Vigili del fuoco della Toscana in presidio a Roma

Protesta per il rinnovo contrattuale


Il coordinamento regionale Toscana si unisce alla lotta di tutti i Vigili del Fuoco per un rinnovo contrattuale che "offende la dignità di lavoratori spesso chiamati "eroi" dalla politica, salvo poi dimenticarsi di loro".

Anche i delegati e lavoratori Toscani partecipano al presidio permanente a Palazzo Vidoni a Roma, sotto la Funzione Pubblica "Il Dipartimento della Funzione Pubblica sbandiera per mercoledì 7 febbraio 2018 la firma del nuovo contratto di lavoro dei Vigili del Fuoco.

L’Unione Sindacale di Base non firmerà e da questa mattina è in presidio permanente davanti a Palazzo Vidoni per gridare la rabbia del Corpo nazionale VV.F. letteralmente vilipeso da un contratto che offende la dignità della persona, prima ancora di quella del lavoratore.

Il coordinamento nazionale Vigili del Fuoco USB non sottoscriverà, dopo dieci anni di blocco e tre rinnovi saltati, un contratto che tra le altre cose:

- ruba 25 euro allo stipendio di chi ha meno di 15 anni di servizio
- propone una liquidazione forfettaria di 600 euro lordissimi per un decennio in cui l’inflazione programmata è stata del 10,7%
- lascia scandalosamente l’intera categoria ancora senza la copertura Inail". 

L’USB presidierà Palazzo Vidoni giorno e notte e chiama a raccolta tutti i vigili del fuoco perché facciano sentire forte la loro voce.
"Siamo già in tanti, non solo romani, sorvegliati a vista da polizia e carabinieri perché agli occhi del governo da eroi ci siamo improvvisamente trasformati in malfattori.
Questa sera monteremo le nostre tende e ci passeremo la notte, terremotati anche noi dal palese disprezzo del palazzo. Adesso basta! Non firmeremo il contratto della vergogna e invitiamo tutte le altre organizzazioni sindacali a fare altrettanto. I Vigili del Fuoco sono stanchi di essere presi in giro dalla solita politica".

▸ Consegna:
Stabilisci se ciascuna affermazione concorda con il brano sul presidio a Palazzo Vidoni. Per ognuna rispondi sì o no e riporta tra virgolette le parole del brano che lo decidono.
1. L'Unione Sindacale di Base firmerà il nuovo contratto.
2. Il contratto propone una liquidazione forfettaria di 600 euro.
3. Il presidio si svolge davanti a Palazzo Chigi.

▸ Elenco voci:
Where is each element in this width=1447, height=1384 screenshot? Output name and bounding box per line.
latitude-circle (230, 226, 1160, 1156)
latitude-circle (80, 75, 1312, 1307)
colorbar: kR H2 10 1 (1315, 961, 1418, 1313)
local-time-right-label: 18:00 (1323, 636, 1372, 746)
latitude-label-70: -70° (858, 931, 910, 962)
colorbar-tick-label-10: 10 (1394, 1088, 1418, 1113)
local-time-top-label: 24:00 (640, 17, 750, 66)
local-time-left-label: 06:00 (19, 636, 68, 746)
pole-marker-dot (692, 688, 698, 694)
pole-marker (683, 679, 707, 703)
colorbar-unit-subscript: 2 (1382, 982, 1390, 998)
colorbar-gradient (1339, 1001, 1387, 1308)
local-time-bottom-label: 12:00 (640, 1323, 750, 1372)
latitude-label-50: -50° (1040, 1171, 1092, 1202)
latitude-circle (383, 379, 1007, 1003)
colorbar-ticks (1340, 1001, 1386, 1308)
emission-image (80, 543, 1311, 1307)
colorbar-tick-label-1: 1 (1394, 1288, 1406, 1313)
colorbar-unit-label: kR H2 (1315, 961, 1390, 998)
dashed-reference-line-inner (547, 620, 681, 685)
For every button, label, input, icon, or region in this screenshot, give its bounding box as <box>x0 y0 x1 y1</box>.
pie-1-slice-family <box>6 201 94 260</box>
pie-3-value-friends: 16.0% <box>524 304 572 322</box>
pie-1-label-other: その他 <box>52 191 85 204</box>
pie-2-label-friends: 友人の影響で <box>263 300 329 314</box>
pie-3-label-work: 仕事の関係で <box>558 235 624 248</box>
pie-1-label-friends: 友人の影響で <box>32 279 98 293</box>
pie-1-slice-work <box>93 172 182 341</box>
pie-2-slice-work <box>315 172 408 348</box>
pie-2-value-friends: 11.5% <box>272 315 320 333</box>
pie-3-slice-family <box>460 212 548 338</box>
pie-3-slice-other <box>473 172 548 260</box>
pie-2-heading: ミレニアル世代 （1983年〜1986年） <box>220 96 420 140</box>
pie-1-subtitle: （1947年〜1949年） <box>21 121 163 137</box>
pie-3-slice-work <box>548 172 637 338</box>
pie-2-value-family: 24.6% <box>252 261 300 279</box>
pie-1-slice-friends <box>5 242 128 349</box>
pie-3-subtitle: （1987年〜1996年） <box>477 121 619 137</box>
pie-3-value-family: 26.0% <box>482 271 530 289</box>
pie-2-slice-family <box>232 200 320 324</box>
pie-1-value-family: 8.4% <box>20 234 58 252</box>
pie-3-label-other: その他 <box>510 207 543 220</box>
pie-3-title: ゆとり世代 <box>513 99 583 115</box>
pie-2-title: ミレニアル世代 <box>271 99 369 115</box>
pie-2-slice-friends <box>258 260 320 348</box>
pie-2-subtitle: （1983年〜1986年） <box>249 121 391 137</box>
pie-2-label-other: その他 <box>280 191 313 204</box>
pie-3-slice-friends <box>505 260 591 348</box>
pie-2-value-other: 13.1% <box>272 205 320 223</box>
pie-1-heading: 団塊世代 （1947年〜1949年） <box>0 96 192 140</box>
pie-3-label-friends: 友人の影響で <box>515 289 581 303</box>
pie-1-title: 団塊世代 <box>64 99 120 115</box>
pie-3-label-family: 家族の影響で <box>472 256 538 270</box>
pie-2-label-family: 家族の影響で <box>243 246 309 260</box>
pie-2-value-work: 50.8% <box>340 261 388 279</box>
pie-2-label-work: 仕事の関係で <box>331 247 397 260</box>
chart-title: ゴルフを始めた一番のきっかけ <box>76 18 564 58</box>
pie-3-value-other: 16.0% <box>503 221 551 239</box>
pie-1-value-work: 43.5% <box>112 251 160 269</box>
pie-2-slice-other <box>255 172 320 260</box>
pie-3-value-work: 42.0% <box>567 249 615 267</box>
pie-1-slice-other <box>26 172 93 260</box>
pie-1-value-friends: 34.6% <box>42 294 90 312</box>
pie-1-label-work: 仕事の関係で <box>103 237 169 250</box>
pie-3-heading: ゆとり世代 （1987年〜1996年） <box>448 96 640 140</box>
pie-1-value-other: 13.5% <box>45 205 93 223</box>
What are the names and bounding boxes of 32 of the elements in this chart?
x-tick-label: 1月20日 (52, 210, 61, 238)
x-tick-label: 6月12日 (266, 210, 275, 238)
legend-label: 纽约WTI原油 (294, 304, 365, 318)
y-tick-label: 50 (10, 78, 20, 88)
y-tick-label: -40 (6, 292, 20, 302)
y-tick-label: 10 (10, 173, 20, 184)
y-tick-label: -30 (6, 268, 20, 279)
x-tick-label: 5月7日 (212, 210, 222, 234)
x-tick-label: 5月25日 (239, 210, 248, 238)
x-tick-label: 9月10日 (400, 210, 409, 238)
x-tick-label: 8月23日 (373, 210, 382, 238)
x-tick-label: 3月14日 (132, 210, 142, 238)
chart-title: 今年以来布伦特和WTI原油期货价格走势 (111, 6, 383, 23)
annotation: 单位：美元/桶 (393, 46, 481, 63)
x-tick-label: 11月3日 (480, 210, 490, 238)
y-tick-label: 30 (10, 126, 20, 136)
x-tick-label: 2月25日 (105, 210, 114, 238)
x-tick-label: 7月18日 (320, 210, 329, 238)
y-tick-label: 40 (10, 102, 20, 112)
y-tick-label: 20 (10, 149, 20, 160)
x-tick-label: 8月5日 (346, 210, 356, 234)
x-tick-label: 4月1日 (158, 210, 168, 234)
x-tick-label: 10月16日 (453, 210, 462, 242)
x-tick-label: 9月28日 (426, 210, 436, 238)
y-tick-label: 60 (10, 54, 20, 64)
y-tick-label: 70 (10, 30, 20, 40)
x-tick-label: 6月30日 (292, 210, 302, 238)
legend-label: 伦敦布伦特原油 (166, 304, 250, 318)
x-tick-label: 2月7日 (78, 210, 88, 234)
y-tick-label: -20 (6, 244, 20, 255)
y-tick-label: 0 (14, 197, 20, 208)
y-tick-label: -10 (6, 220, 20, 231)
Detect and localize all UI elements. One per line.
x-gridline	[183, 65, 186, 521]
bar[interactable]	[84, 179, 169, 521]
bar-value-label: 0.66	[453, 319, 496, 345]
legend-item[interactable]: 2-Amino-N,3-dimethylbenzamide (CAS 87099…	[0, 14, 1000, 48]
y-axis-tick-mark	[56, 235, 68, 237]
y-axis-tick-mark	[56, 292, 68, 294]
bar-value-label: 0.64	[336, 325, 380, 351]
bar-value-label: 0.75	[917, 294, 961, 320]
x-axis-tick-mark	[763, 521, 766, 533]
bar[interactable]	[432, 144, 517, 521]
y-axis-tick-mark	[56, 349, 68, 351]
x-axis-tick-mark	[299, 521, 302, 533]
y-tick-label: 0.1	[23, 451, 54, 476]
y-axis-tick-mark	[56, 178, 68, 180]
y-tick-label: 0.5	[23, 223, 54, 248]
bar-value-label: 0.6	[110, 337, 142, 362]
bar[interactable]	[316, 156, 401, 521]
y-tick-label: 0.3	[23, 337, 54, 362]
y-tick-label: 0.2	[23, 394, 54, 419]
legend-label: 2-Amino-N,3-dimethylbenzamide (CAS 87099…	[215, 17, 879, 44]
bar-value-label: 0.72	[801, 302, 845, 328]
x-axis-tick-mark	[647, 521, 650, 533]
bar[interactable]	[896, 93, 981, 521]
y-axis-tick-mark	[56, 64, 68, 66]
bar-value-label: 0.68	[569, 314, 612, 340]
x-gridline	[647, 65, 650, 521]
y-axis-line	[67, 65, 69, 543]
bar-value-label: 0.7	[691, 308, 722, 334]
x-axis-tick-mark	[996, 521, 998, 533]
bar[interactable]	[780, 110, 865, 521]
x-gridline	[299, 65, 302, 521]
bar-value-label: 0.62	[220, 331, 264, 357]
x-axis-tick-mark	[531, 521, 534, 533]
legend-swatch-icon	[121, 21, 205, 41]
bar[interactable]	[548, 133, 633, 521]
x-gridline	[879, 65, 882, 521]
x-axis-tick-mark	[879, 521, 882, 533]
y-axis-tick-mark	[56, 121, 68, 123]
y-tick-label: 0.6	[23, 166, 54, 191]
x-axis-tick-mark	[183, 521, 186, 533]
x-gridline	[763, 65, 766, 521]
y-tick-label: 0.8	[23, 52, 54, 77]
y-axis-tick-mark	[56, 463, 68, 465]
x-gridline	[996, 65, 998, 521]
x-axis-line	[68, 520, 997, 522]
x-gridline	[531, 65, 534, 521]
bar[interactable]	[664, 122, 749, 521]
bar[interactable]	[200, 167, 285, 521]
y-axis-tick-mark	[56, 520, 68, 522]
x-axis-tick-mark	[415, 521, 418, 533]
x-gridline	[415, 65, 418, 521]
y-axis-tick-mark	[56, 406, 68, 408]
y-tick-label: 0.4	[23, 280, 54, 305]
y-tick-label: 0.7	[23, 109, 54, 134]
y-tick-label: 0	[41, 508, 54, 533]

▸ Risposta:
1. No: «L’Unione Sindacale di Base non firmerà».
2. Sì: «propone una liquidazione forfettaria di 600 euro lordissimi».
3. No: «è in presidio permanente davanti a Palazzo Vidoni».